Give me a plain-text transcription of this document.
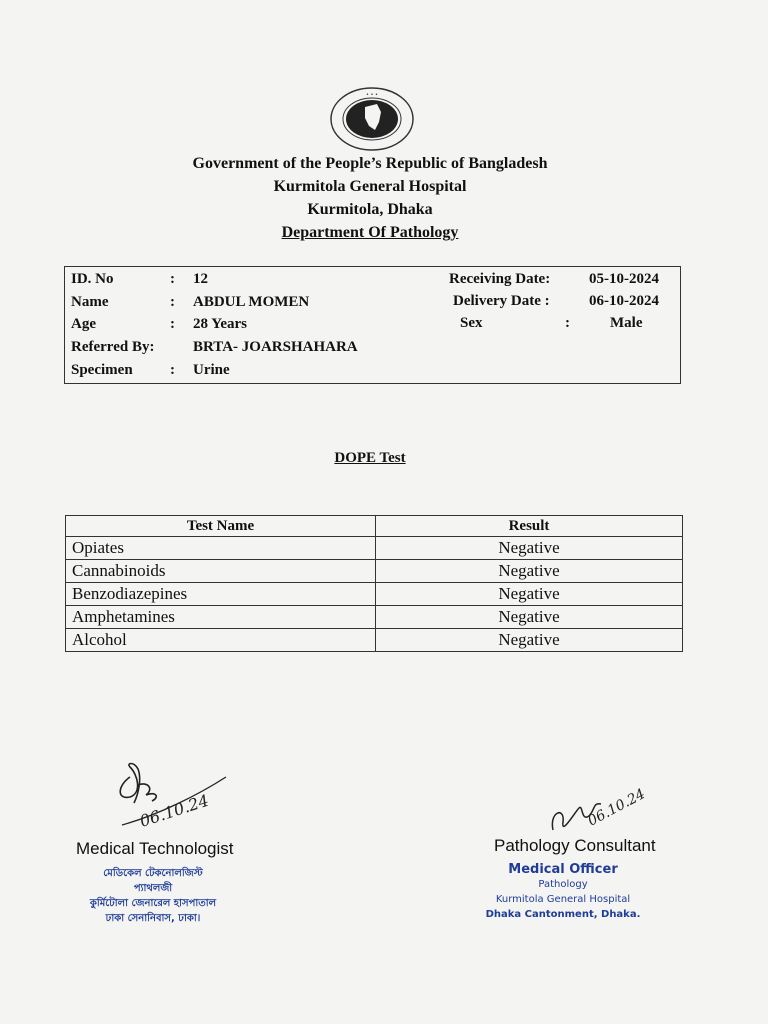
• • •
Government of the People’s Republic of Bangladesh
Kurmitola General Hospital
Kurmitola, Dhaka
Department Of Pathology
ID. No	: 12
Name	: ABDUL MOMEN
Age	: 28 Years
Referred By:	BRTA- JOARSHAHARA
Specimen : Urine
Receiving Date:	05-10-2024
Delivery Date :	06-10-2024
Sex	:	Male
DOPE Test
Test Name	Result
Opiates	Negative
Cannabinoids	Negative
Benzodiazepines	Negative
Amphetamines	Negative
Alcohol	Negative
06.10.24	06.10.24
Medical Technologist	Pathology Consultant
মেডিকেল টেকনোলজিস্ট
প্যাথলজী
কুর্মিটোলা জেনারেল হাসপাতাল
ঢাকা সেনানিবাস, ঢাকা।
Medical Officer
Pathology
Kurmitola General Hospital
Dhaka Cantonment, Dhaka.
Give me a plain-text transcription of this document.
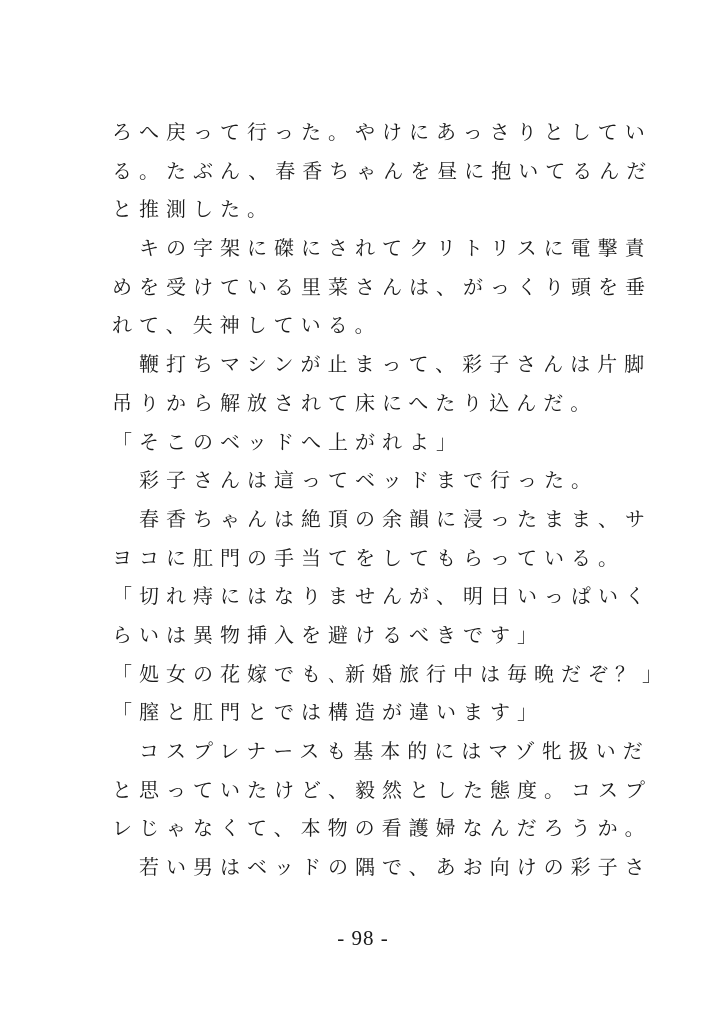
ろへ戻って行った。やけにあっさりとしてい
る。たぶん、春香ちゃんを昼に抱いてるんだ
と推測した。
　キの字架に磔にされてクリトリスに電撃責
めを受けている里菜さんは、がっくり頭を垂
れて、失神している。
　鞭打ちマシンが止まって、彩子さんは片脚
吊りから解放されて床にへたり込んだ。
「そこのベッドへ上がれよ」
　彩子さんは這ってベッドまで行った。
　春香ちゃんは絶頂の余韻に浸ったまま、サ
ヨコに肛門の手当てをしてもらっている。
「切れ痔にはなりませんが、明日いっぱいく
らいは異物挿入を避けるべきです」
「処女の花嫁でも､新婚旅行中は毎晩だぞ？」
「膣と肛門とでは構造が違います」
　コスプレナースも基本的にはマゾ牝扱いだ
と思っていたけど、毅然とした態度。コスプ
レじゃなくて、本物の看護婦なんだろうか。
　若い男はベッドの隅で、あお向けの彩子さ
- 98 -
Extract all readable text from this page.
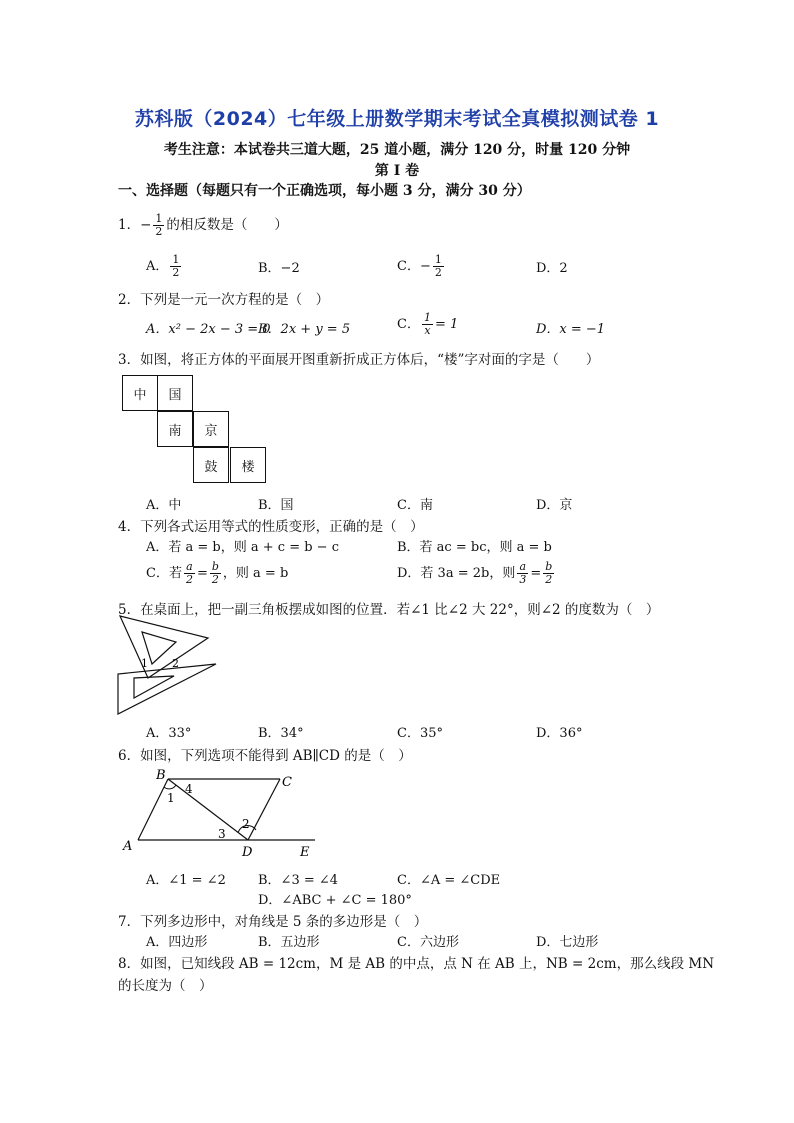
苏科版（2024）七年级上册数学期末考试全真模拟测试卷 1
考生注意：本试卷共三道大题，25 道小题，满分 120 分，时量 120 分钟
第 I 卷
一、选择题（每题只有一个正确选项，每小题 3 分，满分 30 分）
1．− $\frac{1}{2}$ 的相反数是（　　）
A． $\frac{1}{2}$	B．−2	C．− $\frac{1}{2}$	D．2
2．下列是一元一次方程的是（　）
A．x² − 2x − 3 = 0
B．2x + y = 5	C． $\frac{1}{x} = 1$	D．x = −1
3．如图，将正方体的平面展开图重新折成正方体后，“楼”字对面的字是（　　）
中	国
南	京
鼓	楼
A．中	B．国	C．南	D．京
4．下列各式运用等式的性质变形，正确的是（　）
A．若 a = b，则 a + c = b − c	B．若 ac = bc，则 a = b
C．若 $\frac{a}{2} = \frac{b}{2}$ ，则 a = b	D．若 3a = 2b，则 $\frac{a}{3} = \frac{b}{2}$
5．在桌面上，把一副三角板摆成如图的位置．若∠1 比∠2 大 22°，则∠2 的度数为（　）
1 2
A．33°	B．34°	C．35°	D．36°
6．如图，下列选项不能得到 AB∥CD 的是（　）
B	C
A	D	E
1
4
2
3
A．∠1 = ∠2 B．∠3 = ∠4	C．∠A = ∠CDE
D．∠ABC + ∠C = 180°
7．下列多边形中，对角线是 5 条的多边形是（　）
A．四边形	B．五边形	C．六边形	D．七边形
8．如图，已知线段 AB = 12cm，M 是 AB 的中点，点 N 在 AB 上，NB = 2cm，那么线段 MN
的长度为（　）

■ **BRIEF**:
Show all lines from the listing above in which "Medical" appears.

■ **WRITTEN RESPONSE**:
Medical Technologist	Pathology Consultant
Medical Officer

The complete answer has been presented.